**Data extracted from a collection:**
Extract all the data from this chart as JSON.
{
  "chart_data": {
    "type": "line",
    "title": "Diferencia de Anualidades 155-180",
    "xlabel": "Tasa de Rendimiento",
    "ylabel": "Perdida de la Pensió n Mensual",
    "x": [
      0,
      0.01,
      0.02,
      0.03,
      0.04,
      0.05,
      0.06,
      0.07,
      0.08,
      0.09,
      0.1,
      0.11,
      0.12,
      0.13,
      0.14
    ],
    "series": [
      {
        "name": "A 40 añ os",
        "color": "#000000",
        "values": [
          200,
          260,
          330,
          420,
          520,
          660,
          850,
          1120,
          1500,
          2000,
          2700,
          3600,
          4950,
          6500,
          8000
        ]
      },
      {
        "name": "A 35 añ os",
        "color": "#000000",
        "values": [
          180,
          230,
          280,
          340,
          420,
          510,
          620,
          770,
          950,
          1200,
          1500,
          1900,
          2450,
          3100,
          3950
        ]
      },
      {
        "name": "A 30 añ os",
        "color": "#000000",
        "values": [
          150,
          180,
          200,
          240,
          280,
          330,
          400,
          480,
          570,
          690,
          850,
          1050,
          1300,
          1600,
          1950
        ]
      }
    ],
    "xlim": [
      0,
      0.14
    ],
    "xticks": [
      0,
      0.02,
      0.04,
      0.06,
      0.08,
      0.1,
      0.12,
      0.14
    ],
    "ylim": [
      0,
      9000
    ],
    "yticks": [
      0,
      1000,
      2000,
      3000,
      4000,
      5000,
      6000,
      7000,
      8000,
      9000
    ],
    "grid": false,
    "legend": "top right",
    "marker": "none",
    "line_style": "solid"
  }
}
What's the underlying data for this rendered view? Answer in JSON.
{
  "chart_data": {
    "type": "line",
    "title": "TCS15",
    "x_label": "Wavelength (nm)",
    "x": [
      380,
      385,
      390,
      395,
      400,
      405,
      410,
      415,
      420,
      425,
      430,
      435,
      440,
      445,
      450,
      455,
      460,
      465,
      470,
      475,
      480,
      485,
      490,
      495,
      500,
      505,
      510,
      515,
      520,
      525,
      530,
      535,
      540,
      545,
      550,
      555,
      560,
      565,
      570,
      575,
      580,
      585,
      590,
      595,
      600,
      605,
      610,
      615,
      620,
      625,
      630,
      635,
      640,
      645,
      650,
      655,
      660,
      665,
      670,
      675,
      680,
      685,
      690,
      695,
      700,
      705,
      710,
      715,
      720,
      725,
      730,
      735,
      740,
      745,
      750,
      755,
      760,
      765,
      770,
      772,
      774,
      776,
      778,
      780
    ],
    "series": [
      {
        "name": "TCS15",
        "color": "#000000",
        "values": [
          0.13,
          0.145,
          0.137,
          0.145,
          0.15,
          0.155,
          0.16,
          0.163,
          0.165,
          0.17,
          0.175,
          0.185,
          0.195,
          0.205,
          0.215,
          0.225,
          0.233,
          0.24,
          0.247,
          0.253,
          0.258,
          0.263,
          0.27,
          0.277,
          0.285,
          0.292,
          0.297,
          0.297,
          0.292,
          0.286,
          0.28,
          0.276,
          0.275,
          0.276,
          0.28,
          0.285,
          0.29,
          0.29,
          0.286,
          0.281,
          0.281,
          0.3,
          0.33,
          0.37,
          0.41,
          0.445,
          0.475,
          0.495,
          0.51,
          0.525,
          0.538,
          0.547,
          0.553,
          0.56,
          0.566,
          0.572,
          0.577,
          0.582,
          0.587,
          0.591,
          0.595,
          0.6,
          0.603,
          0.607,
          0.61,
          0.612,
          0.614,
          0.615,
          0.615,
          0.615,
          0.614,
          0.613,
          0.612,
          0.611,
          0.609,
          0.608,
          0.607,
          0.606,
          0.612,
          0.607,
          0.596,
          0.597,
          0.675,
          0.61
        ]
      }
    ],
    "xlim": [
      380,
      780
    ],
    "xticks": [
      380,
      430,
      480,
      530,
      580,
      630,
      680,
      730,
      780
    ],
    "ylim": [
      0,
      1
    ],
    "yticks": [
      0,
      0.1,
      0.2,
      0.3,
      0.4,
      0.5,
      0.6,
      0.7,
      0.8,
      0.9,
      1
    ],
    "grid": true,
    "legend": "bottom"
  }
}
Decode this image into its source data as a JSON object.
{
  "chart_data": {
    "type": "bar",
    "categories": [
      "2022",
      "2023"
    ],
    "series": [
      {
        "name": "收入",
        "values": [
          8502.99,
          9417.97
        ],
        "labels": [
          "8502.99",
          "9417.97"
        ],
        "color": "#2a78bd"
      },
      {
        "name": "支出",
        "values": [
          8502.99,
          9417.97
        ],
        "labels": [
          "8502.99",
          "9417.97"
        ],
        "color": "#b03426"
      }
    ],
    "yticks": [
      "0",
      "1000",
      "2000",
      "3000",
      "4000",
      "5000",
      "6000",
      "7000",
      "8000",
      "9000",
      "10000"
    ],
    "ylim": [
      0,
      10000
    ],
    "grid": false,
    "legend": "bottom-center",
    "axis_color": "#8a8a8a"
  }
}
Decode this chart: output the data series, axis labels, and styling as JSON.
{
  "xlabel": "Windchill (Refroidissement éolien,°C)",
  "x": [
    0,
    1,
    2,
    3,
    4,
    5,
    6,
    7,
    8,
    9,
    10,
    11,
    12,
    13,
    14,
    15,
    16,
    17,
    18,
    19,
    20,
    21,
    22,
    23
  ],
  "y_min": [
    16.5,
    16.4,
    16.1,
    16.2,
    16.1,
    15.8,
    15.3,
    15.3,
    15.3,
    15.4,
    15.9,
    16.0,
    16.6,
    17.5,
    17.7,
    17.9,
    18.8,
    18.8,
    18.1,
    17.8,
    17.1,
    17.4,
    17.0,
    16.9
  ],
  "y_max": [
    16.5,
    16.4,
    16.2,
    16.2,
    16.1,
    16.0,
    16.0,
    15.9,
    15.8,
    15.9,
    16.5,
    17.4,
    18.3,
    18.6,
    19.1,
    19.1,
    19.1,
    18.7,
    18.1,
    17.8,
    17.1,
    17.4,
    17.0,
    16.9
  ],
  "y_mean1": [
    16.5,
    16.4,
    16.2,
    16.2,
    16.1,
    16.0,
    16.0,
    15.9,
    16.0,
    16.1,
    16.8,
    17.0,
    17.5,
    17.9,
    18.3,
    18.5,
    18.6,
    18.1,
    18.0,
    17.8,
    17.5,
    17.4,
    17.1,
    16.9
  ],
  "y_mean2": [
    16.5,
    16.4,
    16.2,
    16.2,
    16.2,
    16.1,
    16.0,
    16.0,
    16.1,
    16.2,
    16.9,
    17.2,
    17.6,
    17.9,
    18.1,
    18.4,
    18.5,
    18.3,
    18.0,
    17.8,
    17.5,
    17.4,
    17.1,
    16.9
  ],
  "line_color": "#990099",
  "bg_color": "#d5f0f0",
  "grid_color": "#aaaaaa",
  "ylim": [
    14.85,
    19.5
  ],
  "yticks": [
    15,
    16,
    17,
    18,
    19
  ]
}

**Stated problem:**
Transcribe every line of the data, exactly as it stands.

**Solution:**
Extract all the data from this chart as JSON.
{
  "chart_data": {
    "type": "line",
    "title": "Diferencia de Anualidades 155-180",
    "xlabel": "Tasa de Rendimiento",
    "ylabel": "Perdida de la Pensió n Mensual",
    "x": [
      0,
      0.01,
      0.02,
      0.03,
      0.04,
      0.05,
      0.06,
      0.07,
      0.08,
      0.09,
      0.1,
      0.11,
      0.12,
      0.13,
      0.14
    ],
    "series": [
      {
        "name": "A 40 añ os",
        "color": "#000000",
        "values": [
          200,
          260,
          330,
          420,
          520,
          660,
          850,
          1120,
          1500,
          2000,
          2700,
          3600,
          4950,
          6500,
          8000
        ]
      },
      {
        "name": "A 35 añ os",
        "color": "#000000",
        "values": [
          180,
          230,
          280,
          340,
          420,
          510,
          620,
          770,
          950,
          1200,
          1500,
          1900,
          2450,
          3100,
          3950
        ]
      },
      {
        "name": "A 30 añ os",
        "color": "#000000",
        "values": [
          150,
          180,
          200,
          240,
          280,
          330,
          400,
          480,
          570,
          690,
          850,
          1050,
          1300,
          1600,
          1950
        ]
      }
    ],
    "xlim": [
      0,
      0.14
    ],
    "xticks": [
      0,
      0.02,
      0.04,
      0.06,
      0.08,
      0.1,
      0.12,
      0.14
    ],
    "ylim": [
      0,
      9000
    ],
    "yticks": [
      0,
      1000,
      2000,
      3000,
      4000,
      5000,
      6000,
      7000,
      8000,
      9000
    ],
    "grid": false,
    "legend": "top right",
    "marker": "none",
    "line_style": "solid"
  }
}
What's the underlying data for this rendered view? Answer in JSON.
{
  "chart_data": {
    "type": "line",
    "title": "TCS15",
    "x_label": "Wavelength (nm)",
    "x": [
      380,
      385,
      390,
      395,
      400,
      405,
      410,
      415,
      420,
      425,
      430,
      435,
      440,
      445,
      450,
      455,
      460,
      465,
      470,
      475,
      480,
      485,
      490,
      495,
      500,
      505,
      510,
      515,
      520,
      525,
      530,
      535,
      540,
      545,
      550,
      555,
      560,
      565,
      570,
      575,
      580,
      585,
      590,
      595,
      600,
      605,
      610,
      615,
      620,
      625,
      630,
      635,
      640,
      645,
      650,
      655,
      660,
      665,
      670,
      675,
      680,
      685,
      690,
      695,
      700,
      705,
      710,
      715,
      720,
      725,
      730,
      735,
      740,
      745,
      750,
      755,
      760,
      765,
      770,
      772,
      774,
      776,
      778,
      780
    ],
    "series": [
      {
        "name": "TCS15",
        "color": "#000000",
        "values": [
          0.13,
          0.145,
          0.137,
          0.145,
          0.15,
          0.155,
          0.16,
          0.163,
          0.165,
          0.17,
          0.175,
          0.185,
          0.195,
          0.205,
          0.215,
          0.225,
          0.233,
          0.24,
          0.247,
          0.253,
          0.258,
          0.263,
          0.27,
          0.277,
          0.285,
          0.292,
          0.297,
          0.297,
          0.292,
          0.286,
          0.28,
          0.276,
          0.275,
          0.276,
          0.28,
          0.285,
          0.29,
          0.29,
          0.286,
          0.281,
          0.281,
          0.3,
          0.33,
          0.37,
          0.41,
          0.445,
          0.475,
          0.495,
          0.51,
          0.525,
          0.538,
          0.547,
          0.553,
          0.56,
          0.566,
          0.572,
          0.577,
          0.582,
          0.587,
          0.591,
          0.595,
          0.6,
          0.603,
          0.607,
          0.61,
          0.612,
          0.614,
          0.615,
          0.615,
          0.615,
          0.614,
          0.613,
          0.612,
          0.611,
          0.609,
          0.608,
          0.607,
          0.606,
          0.612,
          0.607,
          0.596,
          0.597,
          0.675,
          0.61
        ]
      }
    ],
    "xlim": [
      380,
      780
    ],
    "xticks": [
      380,
      430,
      480,
      530,
      580,
      630,
      680,
      730,
      780
    ],
    "ylim": [
      0,
      1
    ],
    "yticks": [
      0,
      0.1,
      0.2,
      0.3,
      0.4,
      0.5,
      0.6,
      0.7,
      0.8,
      0.9,
      1
    ],
    "grid": true,
    "legend": "bottom"
  }
}
Decode this image into its source data as a JSON object.
{
  "chart_data": {
    "type": "bar",
    "categories": [
      "2022",
      "2023"
    ],
    "series": [
      {
        "name": "收入",
        "values": [
          8502.99,
          9417.97
        ],
        "labels": [
          "8502.99",
          "9417.97"
        ],
        "color": "#2a78bd"
      },
      {
        "name": "支出",
        "values": [
          8502.99,
          9417.97
        ],
        "labels": [
          "8502.99",
          "9417.97"
        ],
        "color": "#b03426"
      }
    ],
    "yticks": [
      "0",
      "1000",
      "2000",
      "3000",
      "4000",
      "5000",
      "6000",
      "7000",
      "8000",
      "9000",
      "10000"
    ],
    "ylim": [
      0,
      10000
    ],
    "grid": false,
    "legend": "bottom-center",
    "axis_color": "#8a8a8a"
  }
}
Decode this chart: output the data series, axis labels, and styling as JSON.
{
  "xlabel": "Windchill (Refroidissement éolien,°C)",
  "x": [
    0,
    1,
    2,
    3,
    4,
    5,
    6,
    7,
    8,
    9,
    10,
    11,
    12,
    13,
    14,
    15,
    16,
    17,
    18,
    19,
    20,
    21,
    22,
    23
  ],
  "y_min": [
    16.5,
    16.4,
    16.1,
    16.2,
    16.1,
    15.8,
    15.3,
    15.3,
    15.3,
    15.4,
    15.9,
    16.0,
    16.6,
    17.5,
    17.7,
    17.9,
    18.8,
    18.8,
    18.1,
    17.8,
    17.1,
    17.4,
    17.0,
    16.9
  ],
  "y_max": [
    16.5,
    16.4,
    16.2,
    16.2,
    16.1,
    16.0,
    16.0,
    15.9,
    15.8,
    15.9,
    16.5,
    17.4,
    18.3,
    18.6,
    19.1,
    19.1,
    19.1,
    18.7,
    18.1,
    17.8,
    17.1,
    17.4,
    17.0,
    16.9
  ],
  "y_mean1": [
    16.5,
    16.4,
    16.2,
    16.2,
    16.1,
    16.0,
    16.0,
    15.9,
    16.0,
    16.1,
    16.8,
    17.0,
    17.5,
    17.9,
    18.3,
    18.5,
    18.6,
    18.1,
    18.0,
    17.8,
    17.5,
    17.4,
    17.1,
    16.9
  ],
  "y_mean2": [
    16.5,
    16.4,
    16.2,
    16.2,
    16.2,
    16.1,
    16.0,
    16.0,
    16.1,
    16.2,
    16.9,
    17.2,
    17.6,
    17.9,
    18.1,
    18.4,
    18.5,
    18.3,
    18.0,
    17.8,
    17.5,
    17.4,
    17.1,
    16.9
  ],
  "line_color": "#990099",
  "bg_color": "#d5f0f0",
  "grid_color": "#aaaaaa",
  "ylim": [
    14.85,
    19.5
  ],
  "yticks": [
    15,
    16,
    17,
    18,
    19
  ]
}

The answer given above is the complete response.